## BEGIN Input

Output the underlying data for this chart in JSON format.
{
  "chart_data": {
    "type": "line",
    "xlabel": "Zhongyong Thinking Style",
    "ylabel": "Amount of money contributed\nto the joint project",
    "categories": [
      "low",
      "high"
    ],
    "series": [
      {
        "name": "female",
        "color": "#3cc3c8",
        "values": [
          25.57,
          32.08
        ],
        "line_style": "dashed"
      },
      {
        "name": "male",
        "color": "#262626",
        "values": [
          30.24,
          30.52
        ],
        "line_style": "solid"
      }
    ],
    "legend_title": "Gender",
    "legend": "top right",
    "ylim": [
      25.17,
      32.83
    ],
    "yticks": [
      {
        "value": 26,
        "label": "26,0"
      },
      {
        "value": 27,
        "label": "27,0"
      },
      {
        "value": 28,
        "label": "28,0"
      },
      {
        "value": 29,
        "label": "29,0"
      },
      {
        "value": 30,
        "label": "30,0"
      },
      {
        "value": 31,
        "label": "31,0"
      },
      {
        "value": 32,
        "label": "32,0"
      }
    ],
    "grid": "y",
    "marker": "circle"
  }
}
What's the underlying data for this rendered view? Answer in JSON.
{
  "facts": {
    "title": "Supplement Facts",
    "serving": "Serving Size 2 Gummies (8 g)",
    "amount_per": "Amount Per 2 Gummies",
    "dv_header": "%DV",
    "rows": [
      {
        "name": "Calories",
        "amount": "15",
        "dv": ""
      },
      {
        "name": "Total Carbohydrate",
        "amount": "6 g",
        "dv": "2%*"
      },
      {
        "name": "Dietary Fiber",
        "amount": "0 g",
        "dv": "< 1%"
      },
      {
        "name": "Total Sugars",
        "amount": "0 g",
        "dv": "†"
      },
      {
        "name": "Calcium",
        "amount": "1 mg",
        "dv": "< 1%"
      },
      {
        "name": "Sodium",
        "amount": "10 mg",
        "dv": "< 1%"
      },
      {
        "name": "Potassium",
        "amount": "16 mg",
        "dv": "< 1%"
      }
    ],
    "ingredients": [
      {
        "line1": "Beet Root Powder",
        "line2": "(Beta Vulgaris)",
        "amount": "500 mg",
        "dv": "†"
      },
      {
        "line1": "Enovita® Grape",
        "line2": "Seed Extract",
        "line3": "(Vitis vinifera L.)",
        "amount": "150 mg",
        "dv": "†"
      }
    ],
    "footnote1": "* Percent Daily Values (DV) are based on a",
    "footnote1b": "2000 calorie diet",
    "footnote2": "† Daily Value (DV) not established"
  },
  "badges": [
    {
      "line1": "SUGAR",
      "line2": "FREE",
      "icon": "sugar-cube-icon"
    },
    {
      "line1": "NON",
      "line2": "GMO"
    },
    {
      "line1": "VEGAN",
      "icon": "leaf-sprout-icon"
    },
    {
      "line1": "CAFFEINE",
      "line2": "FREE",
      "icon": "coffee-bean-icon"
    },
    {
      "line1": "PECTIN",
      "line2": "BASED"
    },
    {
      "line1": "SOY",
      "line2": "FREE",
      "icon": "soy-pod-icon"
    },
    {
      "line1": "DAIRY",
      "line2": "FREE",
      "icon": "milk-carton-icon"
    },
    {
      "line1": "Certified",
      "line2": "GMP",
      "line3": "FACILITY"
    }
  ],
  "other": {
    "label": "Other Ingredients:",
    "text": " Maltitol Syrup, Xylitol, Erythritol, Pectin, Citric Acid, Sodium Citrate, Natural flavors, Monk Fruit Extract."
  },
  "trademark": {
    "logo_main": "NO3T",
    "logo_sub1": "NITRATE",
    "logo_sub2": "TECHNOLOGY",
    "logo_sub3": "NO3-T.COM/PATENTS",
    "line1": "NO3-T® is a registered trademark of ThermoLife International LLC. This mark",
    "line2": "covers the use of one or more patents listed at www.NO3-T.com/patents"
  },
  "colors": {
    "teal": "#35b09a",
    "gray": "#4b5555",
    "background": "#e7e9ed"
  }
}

## END Input

### Work instructions
Check each line above for the word "Total" and copy the ones that have it.

### The completed task
        "name": "Total Carbohydrate",
        "name": "Total Sugars",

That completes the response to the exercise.